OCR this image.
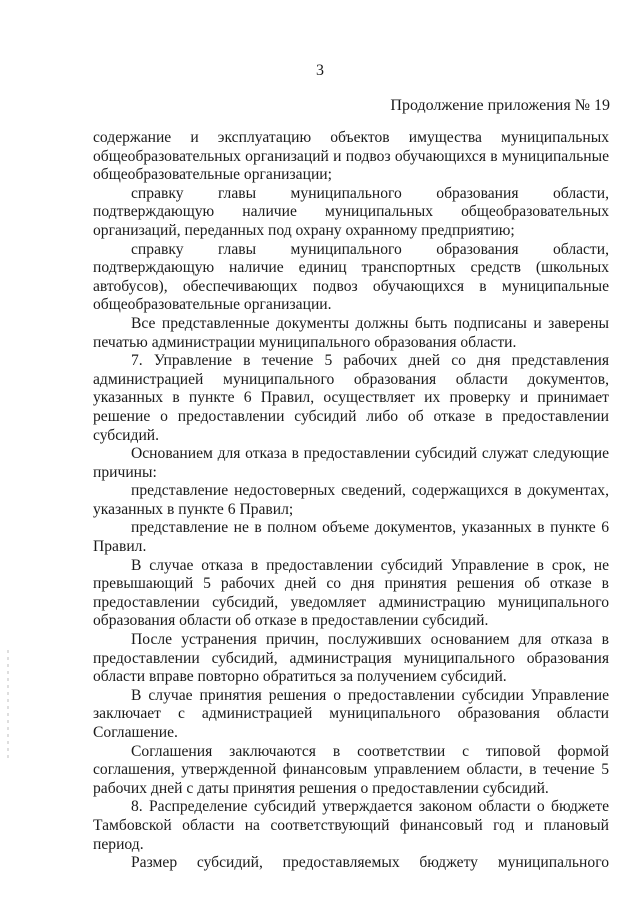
3
Продолжение приложения № 19

содержание и эксплуатацию объектов имущества муниципальных общеобразовательных организаций и подвоз обучающихся в муниципальные общеобразовательные организации;

справку главы муниципального образования области, подтверждающую наличие муниципальных общеобразовательных организаций, переданных под охрану охранному предприятию;

справку главы муниципального образования области, подтверждающую наличие единиц транспортных средств (школьных автобусов), обеспечивающих подвоз обучающихся в муниципальные общеобразовательные организации.

Все представленные документы должны быть подписаны и заверены печатью администрации муниципального образования области.

7. Управление в течение 5 рабочих дней со дня представления администрацией муниципального образования области документов, указанных в пункте 6 Правил, осуществляет их проверку и принимает решение о предоставлении субсидий либо об отказе в предоставлении субсидий.

Основанием для отказа в предоставлении субсидий служат следующие причины:

представление недостоверных сведений, содержащихся в документах, указанных в пункте 6 Правил;

представление не в полном объеме документов, указанных в пункте 6 Правил.

В случае отказа в предоставлении субсидий Управление в срок, не превышающий 5 рабочих дней со дня принятия решения об отказе в предоставлении субсидий, уведомляет администрацию муниципального образования области об отказе в предоставлении субсидий.

После устранения причин, послуживших основанием для отказа в предоставлении субсидий, администрация муниципального образования области вправе повторно обратиться за получением субсидий.

В случае принятия решения о предоставлении субсидии Управление заключает с администрацией муниципального образования области Соглашение.

Соглашения заключаются в соответствии с типовой формой соглашения, утвержденной финансовым управлением области, в течение 5 рабочих дней с даты принятия решения о предоставлении субсидий.

8. Распределение субсидий утверждается законом области о бюджете Тамбовской области на соответствующий финансовый год и плановый период.

Размер субсидий, предоставляемых бюджету муниципального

■ **REQUIREMENT**: Exactly as written, return every line of the listing, but not the pictures.

■ **ANSWER FOR THIS EXERCISE**:
OCR this image.
3
Продолжение приложения № 19

содержание и эксплуатацию объектов имущества муниципальных общеобразовательных организаций и подвоз обучающихся в муниципальные общеобразовательные организации;

справку главы муниципального образования области, подтверждающую наличие муниципальных общеобразовательных организаций, переданных под охрану охранному предприятию;

справку главы муниципального образования области, подтверждающую наличие единиц транспортных средств (школьных автобусов), обеспечивающих подвоз обучающихся в муниципальные общеобразовательные организации.

Все представленные документы должны быть подписаны и заверены печатью администрации муниципального образования области.

7. Управление в течение 5 рабочих дней со дня представления администрацией муниципального образования области документов, указанных в пункте 6 Правил, осуществляет их проверку и принимает решение о предоставлении субсидий либо об отказе в предоставлении субсидий.

Основанием для отказа в предоставлении субсидий служат следующие причины:

представление недостоверных сведений, содержащихся в документах, указанных в пункте 6 Правил;

представление не в полном объеме документов, указанных в пункте 6 Правил.

В случае отказа в предоставлении субсидий Управление в срок, не превышающий 5 рабочих дней со дня принятия решения об отказе в предоставлении субсидий, уведомляет администрацию муниципального образования области об отказе в предоставлении субсидий.

После устранения причин, послуживших основанием для отказа в предоставлении субсидий, администрация муниципального образования области вправе повторно обратиться за получением субсидий.

В случае принятия решения о предоставлении субсидии Управление заключает с администрацией муниципального образования области Соглашение.

Соглашения заключаются в соответствии с типовой формой соглашения, утвержденной финансовым управлением области, в течение 5 рабочих дней с даты принятия решения о предоставлении субсидий.

8. Распределение субсидий утверждается законом области о бюджете Тамбовской области на соответствующий финансовый год и плановый период.

Размер субсидий, предоставляемых бюджету муниципального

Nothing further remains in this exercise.